# What is required
Rename "MORE INFORMATION" to "VISITOR INFORMATION" in the entries from the beginning through the line holding "lock-icon[interactable]: ⌂ [2000,1122,2034,1142]", inclusive. Return only those lines, leaving everything else as it is.

# Listings of boxed layout elements
+++++

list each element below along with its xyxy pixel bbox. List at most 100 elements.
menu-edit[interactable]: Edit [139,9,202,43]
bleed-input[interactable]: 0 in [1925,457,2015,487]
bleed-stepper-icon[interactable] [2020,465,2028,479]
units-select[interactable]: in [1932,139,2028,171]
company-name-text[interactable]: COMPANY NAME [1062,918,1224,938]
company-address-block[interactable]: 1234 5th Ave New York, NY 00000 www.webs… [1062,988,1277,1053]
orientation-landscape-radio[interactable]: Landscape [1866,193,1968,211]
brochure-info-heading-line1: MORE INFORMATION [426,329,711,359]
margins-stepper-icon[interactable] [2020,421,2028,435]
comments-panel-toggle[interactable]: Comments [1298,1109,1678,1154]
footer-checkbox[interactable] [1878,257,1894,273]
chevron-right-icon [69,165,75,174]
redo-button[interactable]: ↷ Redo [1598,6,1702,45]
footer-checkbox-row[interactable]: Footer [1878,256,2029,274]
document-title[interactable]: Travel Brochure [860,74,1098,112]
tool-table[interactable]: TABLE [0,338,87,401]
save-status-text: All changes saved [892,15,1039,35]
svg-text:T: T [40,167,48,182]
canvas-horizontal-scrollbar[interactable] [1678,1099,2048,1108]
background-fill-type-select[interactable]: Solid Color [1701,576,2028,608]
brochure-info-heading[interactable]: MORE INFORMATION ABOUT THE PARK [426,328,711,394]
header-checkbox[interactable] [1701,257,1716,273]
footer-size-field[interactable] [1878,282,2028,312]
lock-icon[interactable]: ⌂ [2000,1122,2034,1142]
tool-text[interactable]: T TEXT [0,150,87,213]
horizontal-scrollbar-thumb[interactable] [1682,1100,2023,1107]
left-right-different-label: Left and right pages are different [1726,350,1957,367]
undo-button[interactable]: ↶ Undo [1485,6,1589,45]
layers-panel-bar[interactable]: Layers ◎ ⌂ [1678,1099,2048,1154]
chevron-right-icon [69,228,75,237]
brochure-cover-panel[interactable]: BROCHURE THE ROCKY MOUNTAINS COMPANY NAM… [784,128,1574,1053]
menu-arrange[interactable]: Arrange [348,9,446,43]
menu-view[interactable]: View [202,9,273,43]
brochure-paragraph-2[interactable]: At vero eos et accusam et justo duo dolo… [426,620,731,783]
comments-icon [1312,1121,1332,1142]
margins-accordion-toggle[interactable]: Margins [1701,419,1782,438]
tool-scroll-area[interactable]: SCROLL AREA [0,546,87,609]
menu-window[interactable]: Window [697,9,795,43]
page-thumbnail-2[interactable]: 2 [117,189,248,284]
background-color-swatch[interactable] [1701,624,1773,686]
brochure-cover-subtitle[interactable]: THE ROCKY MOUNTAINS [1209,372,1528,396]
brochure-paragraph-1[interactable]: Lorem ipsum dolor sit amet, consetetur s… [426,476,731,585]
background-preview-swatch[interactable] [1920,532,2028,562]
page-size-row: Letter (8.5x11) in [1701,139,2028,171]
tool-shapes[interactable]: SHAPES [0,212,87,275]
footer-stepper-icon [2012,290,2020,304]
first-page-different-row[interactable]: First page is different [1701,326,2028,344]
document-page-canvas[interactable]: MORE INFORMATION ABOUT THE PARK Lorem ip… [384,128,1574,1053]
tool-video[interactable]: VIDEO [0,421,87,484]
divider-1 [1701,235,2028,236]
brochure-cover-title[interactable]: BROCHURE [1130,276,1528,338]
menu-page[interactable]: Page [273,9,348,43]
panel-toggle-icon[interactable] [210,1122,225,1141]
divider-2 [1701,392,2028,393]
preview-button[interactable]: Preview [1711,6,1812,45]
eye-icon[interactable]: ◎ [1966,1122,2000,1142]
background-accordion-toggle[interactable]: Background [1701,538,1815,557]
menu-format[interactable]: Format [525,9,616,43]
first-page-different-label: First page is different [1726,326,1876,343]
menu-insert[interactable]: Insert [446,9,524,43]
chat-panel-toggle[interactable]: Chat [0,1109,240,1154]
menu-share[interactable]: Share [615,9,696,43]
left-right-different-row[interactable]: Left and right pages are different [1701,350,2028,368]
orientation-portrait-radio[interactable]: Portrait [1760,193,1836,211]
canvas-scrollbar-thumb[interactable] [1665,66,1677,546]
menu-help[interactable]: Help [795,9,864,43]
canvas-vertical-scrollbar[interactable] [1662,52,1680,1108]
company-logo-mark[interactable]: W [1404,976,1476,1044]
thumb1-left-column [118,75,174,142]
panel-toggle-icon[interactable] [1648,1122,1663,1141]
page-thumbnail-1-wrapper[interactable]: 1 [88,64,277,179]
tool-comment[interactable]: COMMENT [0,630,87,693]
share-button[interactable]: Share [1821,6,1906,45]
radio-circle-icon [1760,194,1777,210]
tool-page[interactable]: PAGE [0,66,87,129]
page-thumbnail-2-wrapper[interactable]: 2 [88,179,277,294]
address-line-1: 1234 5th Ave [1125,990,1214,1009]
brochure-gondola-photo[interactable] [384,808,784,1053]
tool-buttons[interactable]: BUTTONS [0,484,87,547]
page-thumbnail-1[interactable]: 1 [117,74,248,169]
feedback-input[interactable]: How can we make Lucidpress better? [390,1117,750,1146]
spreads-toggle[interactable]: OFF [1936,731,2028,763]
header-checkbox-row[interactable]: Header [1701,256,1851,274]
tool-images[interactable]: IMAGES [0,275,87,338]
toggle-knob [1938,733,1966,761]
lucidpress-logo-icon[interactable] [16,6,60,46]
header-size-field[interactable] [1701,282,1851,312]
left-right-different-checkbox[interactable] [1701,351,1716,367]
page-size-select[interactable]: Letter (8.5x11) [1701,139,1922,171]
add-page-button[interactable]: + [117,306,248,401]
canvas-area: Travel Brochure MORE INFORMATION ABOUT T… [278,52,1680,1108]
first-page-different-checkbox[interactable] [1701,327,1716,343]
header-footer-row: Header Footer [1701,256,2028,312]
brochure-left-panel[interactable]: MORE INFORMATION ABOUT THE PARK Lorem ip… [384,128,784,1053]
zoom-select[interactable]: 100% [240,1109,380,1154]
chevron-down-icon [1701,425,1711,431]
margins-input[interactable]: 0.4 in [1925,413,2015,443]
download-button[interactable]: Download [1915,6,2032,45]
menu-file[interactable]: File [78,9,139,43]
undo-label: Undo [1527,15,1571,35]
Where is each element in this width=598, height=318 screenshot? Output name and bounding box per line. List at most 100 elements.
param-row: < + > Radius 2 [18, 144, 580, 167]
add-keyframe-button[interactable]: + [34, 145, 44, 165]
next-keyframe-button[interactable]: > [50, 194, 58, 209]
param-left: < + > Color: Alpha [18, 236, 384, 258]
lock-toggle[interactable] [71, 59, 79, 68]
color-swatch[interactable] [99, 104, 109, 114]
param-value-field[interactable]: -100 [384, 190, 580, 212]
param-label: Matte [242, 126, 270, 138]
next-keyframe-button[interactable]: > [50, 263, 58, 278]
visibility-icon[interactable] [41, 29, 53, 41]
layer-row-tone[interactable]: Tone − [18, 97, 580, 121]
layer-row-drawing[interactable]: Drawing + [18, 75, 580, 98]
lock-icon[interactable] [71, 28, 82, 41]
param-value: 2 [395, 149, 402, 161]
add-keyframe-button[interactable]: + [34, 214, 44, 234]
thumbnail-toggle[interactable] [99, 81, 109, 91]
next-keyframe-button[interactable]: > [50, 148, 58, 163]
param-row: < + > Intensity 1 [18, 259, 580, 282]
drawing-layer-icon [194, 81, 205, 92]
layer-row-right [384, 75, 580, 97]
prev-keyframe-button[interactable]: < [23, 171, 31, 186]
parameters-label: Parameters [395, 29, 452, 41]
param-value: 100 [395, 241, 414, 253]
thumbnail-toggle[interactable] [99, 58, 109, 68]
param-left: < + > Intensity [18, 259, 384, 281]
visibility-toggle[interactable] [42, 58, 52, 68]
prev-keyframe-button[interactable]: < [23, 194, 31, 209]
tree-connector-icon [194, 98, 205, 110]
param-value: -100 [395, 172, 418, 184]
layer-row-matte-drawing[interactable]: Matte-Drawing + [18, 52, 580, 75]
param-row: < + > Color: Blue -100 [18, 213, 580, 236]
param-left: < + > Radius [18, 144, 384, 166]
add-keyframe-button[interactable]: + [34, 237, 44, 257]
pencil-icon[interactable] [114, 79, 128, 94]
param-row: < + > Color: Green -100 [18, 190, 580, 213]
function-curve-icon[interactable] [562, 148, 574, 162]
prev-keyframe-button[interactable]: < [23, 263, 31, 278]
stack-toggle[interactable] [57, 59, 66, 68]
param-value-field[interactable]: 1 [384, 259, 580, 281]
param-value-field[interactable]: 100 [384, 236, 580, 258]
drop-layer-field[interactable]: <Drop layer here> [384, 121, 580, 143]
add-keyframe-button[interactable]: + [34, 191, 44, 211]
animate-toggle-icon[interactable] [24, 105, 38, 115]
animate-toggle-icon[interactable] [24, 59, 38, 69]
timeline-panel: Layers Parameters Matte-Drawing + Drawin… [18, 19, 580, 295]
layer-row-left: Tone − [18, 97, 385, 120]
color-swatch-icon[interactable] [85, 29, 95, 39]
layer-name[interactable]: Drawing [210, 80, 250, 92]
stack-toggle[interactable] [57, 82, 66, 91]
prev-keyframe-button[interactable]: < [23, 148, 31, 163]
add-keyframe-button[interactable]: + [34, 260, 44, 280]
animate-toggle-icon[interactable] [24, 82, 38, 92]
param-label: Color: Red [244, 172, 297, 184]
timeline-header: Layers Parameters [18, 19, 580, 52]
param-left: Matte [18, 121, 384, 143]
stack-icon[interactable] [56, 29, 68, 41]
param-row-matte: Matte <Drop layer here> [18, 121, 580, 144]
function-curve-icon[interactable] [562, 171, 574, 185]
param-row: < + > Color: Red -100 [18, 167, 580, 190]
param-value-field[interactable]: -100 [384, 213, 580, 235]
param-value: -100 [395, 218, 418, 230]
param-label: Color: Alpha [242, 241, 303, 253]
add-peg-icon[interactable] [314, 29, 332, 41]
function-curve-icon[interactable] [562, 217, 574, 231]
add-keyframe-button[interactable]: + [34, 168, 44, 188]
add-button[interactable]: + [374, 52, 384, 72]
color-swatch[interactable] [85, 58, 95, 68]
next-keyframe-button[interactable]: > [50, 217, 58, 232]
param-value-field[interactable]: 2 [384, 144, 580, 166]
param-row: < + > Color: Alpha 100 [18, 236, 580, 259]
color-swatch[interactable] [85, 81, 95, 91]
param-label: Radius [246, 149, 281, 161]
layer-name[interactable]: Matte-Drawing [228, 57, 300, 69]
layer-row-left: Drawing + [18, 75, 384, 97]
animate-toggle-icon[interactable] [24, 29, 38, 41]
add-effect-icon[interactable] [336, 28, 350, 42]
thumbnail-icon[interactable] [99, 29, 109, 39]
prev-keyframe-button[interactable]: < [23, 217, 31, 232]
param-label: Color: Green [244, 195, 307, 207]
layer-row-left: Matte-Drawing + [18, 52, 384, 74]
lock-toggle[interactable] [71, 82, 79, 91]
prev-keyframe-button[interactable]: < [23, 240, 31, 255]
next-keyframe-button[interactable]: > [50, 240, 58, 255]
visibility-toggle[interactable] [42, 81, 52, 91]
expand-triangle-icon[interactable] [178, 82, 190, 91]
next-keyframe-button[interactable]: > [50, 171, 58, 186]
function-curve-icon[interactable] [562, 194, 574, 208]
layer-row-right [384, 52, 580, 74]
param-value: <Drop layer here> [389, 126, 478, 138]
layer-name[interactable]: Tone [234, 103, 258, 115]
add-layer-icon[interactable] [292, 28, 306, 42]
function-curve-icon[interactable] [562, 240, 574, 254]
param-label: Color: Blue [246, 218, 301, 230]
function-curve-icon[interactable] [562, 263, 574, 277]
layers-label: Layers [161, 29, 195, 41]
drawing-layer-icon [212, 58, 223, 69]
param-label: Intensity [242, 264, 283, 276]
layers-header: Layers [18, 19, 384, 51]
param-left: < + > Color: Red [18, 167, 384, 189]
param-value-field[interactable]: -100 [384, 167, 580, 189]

+++++

# Complete response
list each element below along with its xyxy pixel bbox. List at most 100 elements.
menu-edit[interactable]: Edit [139,9,202,43]
bleed-input[interactable]: 0 in [1925,457,2015,487]
bleed-stepper-icon[interactable] [2020,465,2028,479]
units-select[interactable]: in [1932,139,2028,171]
company-name-text[interactable]: COMPANY NAME [1062,918,1224,938]
company-address-block[interactable]: 1234 5th Ave New York, NY 00000 www.webs… [1062,988,1277,1053]
orientation-landscape-radio[interactable]: Landscape [1866,193,1968,211]
brochure-info-heading-line1: VISITOR INFORMATION [426,329,711,359]
margins-stepper-icon[interactable] [2020,421,2028,435]
comments-panel-toggle[interactable]: Comments [1298,1109,1678,1154]
footer-checkbox[interactable] [1878,257,1894,273]
chevron-right-icon [69,165,75,174]
redo-button[interactable]: ↷ Redo [1598,6,1702,45]
footer-checkbox-row[interactable]: Footer [1878,256,2029,274]
document-title[interactable]: Travel Brochure [860,74,1098,112]
tool-table[interactable]: TABLE [0,338,87,401]
save-status-text: All changes saved [892,15,1039,35]
svg-text:T: T [40,167,48,182]
canvas-horizontal-scrollbar[interactable] [1678,1099,2048,1108]
background-fill-type-select[interactable]: Solid Color [1701,576,2028,608]
brochure-info-heading[interactable]: VISITOR INFORMATION ABOUT THE PARK [426,328,711,394]
header-checkbox[interactable] [1701,257,1716,273]
footer-size-field[interactable] [1878,282,2028,312]
lock-icon[interactable]: ⌂ [2000,1122,2034,1142]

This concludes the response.